== SOURCE RECORDS

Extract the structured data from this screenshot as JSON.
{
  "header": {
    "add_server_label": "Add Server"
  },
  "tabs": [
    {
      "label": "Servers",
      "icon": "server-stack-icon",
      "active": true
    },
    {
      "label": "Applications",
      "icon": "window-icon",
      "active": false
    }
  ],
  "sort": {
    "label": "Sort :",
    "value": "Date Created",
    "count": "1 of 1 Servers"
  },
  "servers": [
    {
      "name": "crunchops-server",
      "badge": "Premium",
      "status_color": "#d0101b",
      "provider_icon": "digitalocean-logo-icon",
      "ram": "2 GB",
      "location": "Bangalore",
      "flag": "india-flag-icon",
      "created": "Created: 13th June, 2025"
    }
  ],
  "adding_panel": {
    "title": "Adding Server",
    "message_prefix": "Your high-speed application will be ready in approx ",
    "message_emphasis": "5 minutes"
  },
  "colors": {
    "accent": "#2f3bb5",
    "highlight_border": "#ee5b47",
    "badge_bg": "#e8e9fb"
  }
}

====

→ YOUR TASK
Each line of the listing above should be output exactly.

→ ANSWER
Extract the structured data from this screenshot as JSON.
{
  "header": {
    "add_server_label": "Add Server"
  },
  "tabs": [
    {
      "label": "Servers",
      "icon": "server-stack-icon",
      "active": true
    },
    {
      "label": "Applications",
      "icon": "window-icon",
      "active": false
    }
  ],
  "sort": {
    "label": "Sort :",
    "value": "Date Created",
    "count": "1 of 1 Servers"
  },
  "servers": [
    {
      "name": "crunchops-server",
      "badge": "Premium",
      "status_color": "#d0101b",
      "provider_icon": "digitalocean-logo-icon",
      "ram": "2 GB",
      "location": "Bangalore",
      "flag": "india-flag-icon",
      "created": "Created: 13th June, 2025"
    }
  ],
  "adding_panel": {
    "title": "Adding Server",
    "message_prefix": "Your high-speed application will be ready in approx ",
    "message_emphasis": "5 minutes"
  },
  "colors": {
    "accent": "#2f3bb5",
    "highlight_border": "#ee5b47",
    "badge_bg": "#e8e9fb"
  }
}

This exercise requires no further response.